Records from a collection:
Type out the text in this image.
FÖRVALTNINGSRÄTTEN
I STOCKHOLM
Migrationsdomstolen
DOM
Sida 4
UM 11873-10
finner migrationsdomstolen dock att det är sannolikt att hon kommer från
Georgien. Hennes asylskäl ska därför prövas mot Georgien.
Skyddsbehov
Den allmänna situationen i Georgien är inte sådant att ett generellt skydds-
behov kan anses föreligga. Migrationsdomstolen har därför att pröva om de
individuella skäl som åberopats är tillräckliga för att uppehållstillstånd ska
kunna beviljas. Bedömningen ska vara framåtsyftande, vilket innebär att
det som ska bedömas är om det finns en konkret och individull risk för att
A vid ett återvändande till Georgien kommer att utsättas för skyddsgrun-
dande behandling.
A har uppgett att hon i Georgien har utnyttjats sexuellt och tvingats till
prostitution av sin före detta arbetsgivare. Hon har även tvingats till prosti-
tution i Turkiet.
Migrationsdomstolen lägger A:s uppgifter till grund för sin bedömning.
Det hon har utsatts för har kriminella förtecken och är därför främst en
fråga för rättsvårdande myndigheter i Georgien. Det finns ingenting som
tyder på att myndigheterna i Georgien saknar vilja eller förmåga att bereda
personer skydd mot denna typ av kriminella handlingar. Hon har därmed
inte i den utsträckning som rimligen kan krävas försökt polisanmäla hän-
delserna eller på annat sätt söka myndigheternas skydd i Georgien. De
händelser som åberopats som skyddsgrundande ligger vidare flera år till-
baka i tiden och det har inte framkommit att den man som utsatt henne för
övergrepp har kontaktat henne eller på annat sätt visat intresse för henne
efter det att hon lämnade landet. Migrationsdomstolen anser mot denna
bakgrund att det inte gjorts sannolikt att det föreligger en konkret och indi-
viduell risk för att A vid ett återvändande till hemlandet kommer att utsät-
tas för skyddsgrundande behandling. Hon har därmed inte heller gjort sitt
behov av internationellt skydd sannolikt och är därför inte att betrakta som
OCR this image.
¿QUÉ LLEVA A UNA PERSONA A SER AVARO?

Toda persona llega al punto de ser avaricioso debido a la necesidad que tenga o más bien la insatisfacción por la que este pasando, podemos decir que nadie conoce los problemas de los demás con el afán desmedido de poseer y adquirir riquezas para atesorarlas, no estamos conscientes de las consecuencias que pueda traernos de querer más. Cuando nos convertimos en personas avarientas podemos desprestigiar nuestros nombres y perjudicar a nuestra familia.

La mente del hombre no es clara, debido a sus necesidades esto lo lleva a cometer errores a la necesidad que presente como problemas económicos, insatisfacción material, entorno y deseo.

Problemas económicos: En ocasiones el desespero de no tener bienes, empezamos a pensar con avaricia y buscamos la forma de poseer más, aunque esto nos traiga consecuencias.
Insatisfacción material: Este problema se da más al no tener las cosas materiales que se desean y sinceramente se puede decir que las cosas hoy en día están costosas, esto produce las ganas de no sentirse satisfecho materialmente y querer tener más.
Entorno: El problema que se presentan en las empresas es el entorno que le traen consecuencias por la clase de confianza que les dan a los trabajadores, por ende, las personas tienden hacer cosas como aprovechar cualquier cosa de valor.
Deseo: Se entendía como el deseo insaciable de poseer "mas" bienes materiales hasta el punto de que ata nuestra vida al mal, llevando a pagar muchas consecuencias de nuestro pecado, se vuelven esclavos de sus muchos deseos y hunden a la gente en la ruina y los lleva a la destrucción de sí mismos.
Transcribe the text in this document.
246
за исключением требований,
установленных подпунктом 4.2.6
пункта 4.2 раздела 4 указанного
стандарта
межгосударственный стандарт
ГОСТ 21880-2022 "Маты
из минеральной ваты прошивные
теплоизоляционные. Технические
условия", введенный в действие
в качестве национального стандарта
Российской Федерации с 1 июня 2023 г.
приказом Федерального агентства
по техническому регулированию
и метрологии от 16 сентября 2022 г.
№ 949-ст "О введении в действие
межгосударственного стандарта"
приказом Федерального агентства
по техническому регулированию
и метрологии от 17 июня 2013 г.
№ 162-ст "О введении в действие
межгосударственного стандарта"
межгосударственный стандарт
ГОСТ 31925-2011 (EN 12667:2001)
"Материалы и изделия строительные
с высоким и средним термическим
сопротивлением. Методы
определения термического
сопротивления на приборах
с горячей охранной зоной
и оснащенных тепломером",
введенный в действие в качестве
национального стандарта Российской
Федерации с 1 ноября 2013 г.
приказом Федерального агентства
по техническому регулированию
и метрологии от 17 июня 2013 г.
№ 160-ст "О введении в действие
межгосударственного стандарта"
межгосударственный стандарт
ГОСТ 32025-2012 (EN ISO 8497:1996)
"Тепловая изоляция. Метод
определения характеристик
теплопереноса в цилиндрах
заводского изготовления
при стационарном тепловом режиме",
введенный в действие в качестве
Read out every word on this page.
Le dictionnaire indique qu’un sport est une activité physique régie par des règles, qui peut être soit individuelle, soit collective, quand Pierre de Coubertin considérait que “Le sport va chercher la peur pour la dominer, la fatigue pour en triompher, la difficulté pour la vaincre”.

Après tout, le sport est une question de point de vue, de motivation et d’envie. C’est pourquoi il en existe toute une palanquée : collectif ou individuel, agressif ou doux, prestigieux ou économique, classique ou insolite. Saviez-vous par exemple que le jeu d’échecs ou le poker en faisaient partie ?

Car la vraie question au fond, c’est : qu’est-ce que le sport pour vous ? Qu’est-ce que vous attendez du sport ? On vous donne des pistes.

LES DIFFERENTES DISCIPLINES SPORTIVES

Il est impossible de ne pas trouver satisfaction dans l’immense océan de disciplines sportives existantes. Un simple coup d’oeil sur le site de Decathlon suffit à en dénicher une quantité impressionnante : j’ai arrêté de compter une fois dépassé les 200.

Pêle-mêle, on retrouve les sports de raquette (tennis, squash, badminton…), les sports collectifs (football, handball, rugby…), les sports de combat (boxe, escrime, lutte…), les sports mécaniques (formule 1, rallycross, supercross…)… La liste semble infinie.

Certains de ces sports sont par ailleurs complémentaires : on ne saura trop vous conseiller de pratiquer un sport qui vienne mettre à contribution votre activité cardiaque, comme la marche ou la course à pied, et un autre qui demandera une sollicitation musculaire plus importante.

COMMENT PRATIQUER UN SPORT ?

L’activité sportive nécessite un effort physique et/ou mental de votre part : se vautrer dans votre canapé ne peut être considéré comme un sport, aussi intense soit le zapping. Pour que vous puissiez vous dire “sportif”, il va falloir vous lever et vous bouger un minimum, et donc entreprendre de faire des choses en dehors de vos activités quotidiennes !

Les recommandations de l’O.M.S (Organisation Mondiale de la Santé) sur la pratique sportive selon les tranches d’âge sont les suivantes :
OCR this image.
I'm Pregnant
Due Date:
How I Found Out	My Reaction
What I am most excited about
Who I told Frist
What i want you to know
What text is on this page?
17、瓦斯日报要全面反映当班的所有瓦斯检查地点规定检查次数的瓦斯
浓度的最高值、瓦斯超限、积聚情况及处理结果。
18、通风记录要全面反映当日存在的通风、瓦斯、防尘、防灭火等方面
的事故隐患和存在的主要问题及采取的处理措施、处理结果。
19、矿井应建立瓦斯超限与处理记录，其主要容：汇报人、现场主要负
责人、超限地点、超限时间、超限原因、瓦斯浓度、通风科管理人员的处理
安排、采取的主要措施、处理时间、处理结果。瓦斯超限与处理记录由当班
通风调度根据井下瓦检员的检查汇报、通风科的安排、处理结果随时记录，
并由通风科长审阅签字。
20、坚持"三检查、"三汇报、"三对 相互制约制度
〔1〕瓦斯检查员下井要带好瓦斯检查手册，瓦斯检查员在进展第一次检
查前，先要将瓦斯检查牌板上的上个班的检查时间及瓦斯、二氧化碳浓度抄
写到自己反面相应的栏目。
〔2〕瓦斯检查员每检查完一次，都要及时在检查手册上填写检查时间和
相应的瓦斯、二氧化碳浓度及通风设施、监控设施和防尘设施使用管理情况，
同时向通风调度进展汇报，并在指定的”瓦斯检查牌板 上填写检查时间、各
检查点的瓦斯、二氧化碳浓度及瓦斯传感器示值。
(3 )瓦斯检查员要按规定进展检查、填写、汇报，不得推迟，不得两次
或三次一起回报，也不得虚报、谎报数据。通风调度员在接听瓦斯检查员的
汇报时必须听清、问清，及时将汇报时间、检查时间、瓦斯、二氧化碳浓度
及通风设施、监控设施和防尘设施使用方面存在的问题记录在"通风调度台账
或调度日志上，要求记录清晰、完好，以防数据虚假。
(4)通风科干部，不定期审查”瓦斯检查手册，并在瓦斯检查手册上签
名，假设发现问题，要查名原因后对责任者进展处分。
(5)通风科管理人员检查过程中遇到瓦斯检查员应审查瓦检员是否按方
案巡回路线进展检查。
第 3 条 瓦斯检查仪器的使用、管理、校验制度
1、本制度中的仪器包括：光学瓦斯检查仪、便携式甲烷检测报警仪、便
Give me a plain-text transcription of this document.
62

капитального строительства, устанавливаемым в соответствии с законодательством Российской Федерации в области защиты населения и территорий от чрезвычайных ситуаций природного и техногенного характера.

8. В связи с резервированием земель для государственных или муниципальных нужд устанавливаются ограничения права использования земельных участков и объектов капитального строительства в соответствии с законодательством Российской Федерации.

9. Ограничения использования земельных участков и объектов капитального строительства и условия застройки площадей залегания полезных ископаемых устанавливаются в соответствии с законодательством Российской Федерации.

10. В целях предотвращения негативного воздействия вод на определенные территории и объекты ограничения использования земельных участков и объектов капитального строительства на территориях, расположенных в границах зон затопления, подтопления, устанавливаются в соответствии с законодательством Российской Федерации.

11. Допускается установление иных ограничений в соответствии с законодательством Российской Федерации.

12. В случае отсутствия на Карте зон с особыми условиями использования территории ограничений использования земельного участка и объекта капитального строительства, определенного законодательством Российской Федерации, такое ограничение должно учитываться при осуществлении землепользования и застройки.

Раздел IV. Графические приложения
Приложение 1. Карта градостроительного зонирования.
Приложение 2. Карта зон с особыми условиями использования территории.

AIM: Go through the listing above and return every line where the word "What" occurs.

SOLUTION:
What I am most excited about
What i want you to know
What text is on this page?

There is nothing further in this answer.